>> begin Records provided
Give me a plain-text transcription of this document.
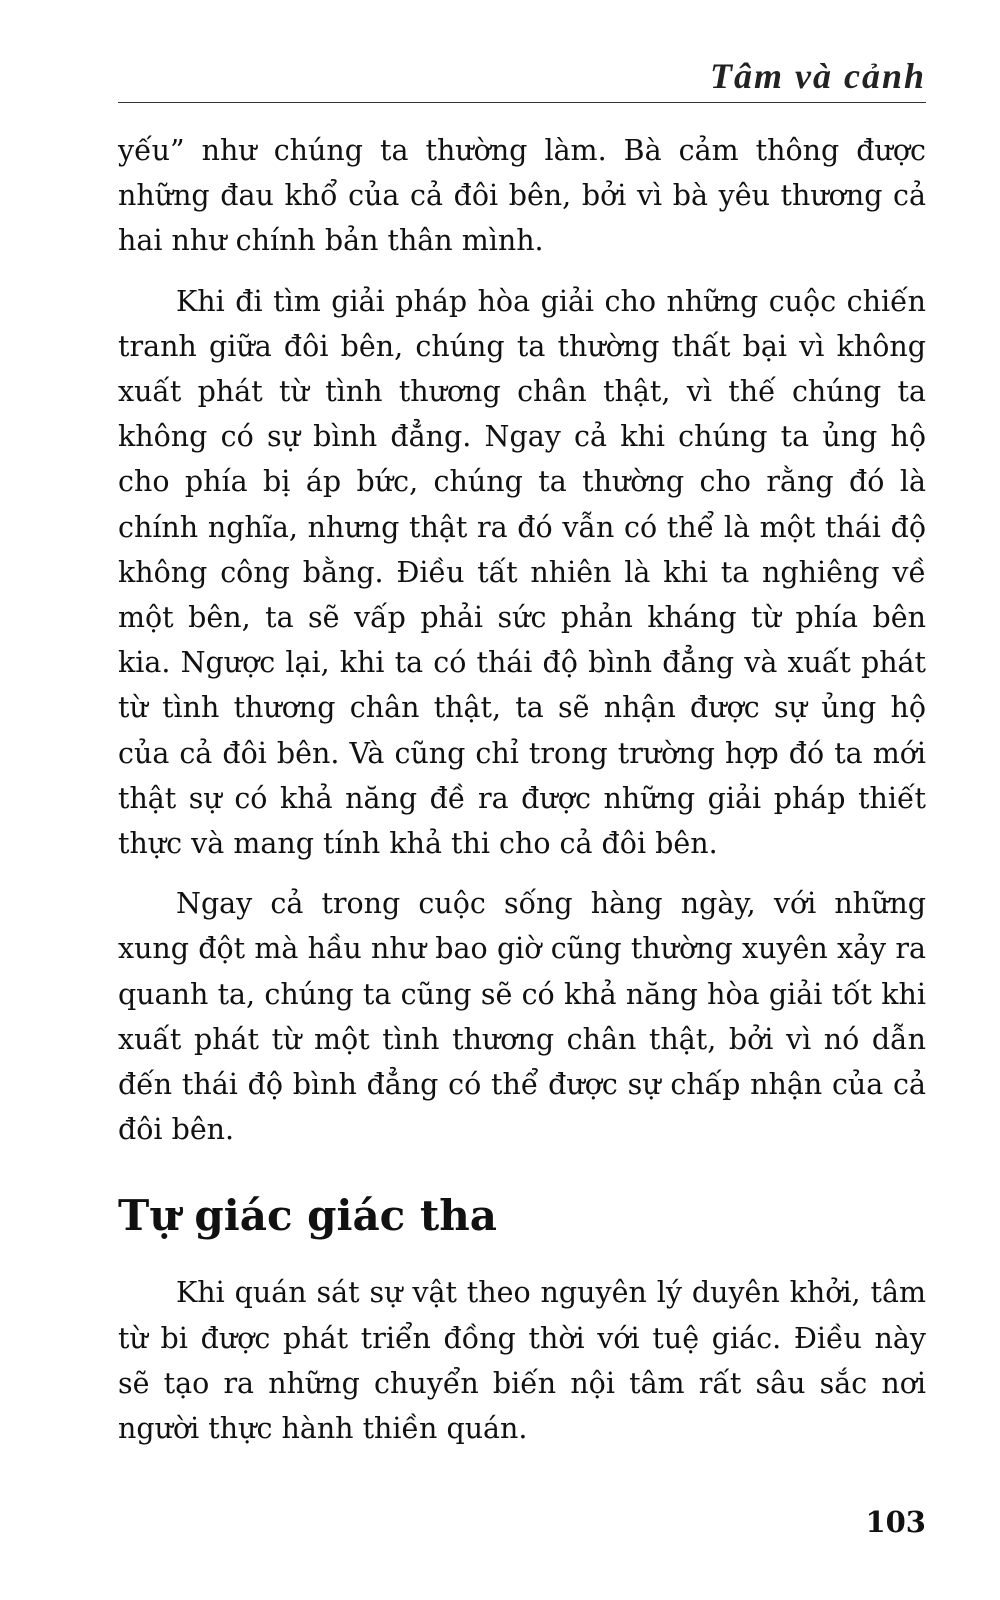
Tâm và cảnh

yếu” như chúng ta thường làm. Bà cảm thông được những đau khổ của cả đôi bên, bởi vì bà yêu thương cả hai như chính bản thân mình.

Khi đi tìm giải pháp hòa giải cho những cuộc chiến tranh giữa đôi bên, chúng ta thường thất bại vì không xuất phát từ tình thương chân thật, vì thế chúng ta không có sự bình đẳng. Ngay cả khi chúng ta ủng hộ cho phía bị áp bức, chúng ta thường cho rằng đó là chính nghĩa, nhưng thật ra đó vẫn có thể là một thái độ không công bằng. Điều tất nhiên là khi ta nghiêng về một bên, ta sẽ vấp phải sức phản kháng từ phía bên kia. Ngược lại, khi ta có thái độ bình đẳng và xuất phát từ tình thương chân thật, ta sẽ nhận được sự ủng hộ của cả đôi bên. Và cũng chỉ trong trường hợp đó ta mới thật sự có khả năng đề ra được những giải pháp thiết thực và mang tính khả thi cho cả đôi bên.

Ngay cả trong cuộc sống hàng ngày, với những xung đột mà hầu như bao giờ cũng thường xuyên xảy ra quanh ta, chúng ta cũng sẽ có khả năng hòa giải tốt khi xuất phát từ một tình thương chân thật, bởi vì nó dẫn đến thái độ bình đẳng có thể được sự chấp nhận của cả đôi bên.

Tự giác giác tha

Khi quán sát sự vật theo nguyên lý duyên khởi, tâm từ bi được phát triển đồng thời với tuệ giác. Điều này sẽ tạo ra những chuyển biến nội tâm rất sâu sắc nơi người thực hành thiền quán.

103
>> end Records provided
Transcribe the records above exactly, omitting every picture they contain.

Result ->
Give me a plain-text transcription of this document.
Tâm và cảnh

yếu” như chúng ta thường làm. Bà cảm thông được những đau khổ của cả đôi bên, bởi vì bà yêu thương cả hai như chính bản thân mình.

Khi đi tìm giải pháp hòa giải cho những cuộc chiến tranh giữa đôi bên, chúng ta thường thất bại vì không xuất phát từ tình thương chân thật, vì thế chúng ta không có sự bình đẳng. Ngay cả khi chúng ta ủng hộ cho phía bị áp bức, chúng ta thường cho rằng đó là chính nghĩa, nhưng thật ra đó vẫn có thể là một thái độ không công bằng. Điều tất nhiên là khi ta nghiêng về một bên, ta sẽ vấp phải sức phản kháng từ phía bên kia. Ngược lại, khi ta có thái độ bình đẳng và xuất phát từ tình thương chân thật, ta sẽ nhận được sự ủng hộ của cả đôi bên. Và cũng chỉ trong trường hợp đó ta mới thật sự có khả năng đề ra được những giải pháp thiết thực và mang tính khả thi cho cả đôi bên.

Ngay cả trong cuộc sống hàng ngày, với những xung đột mà hầu như bao giờ cũng thường xuyên xảy ra quanh ta, chúng ta cũng sẽ có khả năng hòa giải tốt khi xuất phát từ một tình thương chân thật, bởi vì nó dẫn đến thái độ bình đẳng có thể được sự chấp nhận của cả đôi bên.

Tự giác giác tha

Khi quán sát sự vật theo nguyên lý duyên khởi, tâm từ bi được phát triển đồng thời với tuệ giác. Điều này sẽ tạo ra những chuyển biến nội tâm rất sâu sắc nơi người thực hành thiền quán.

103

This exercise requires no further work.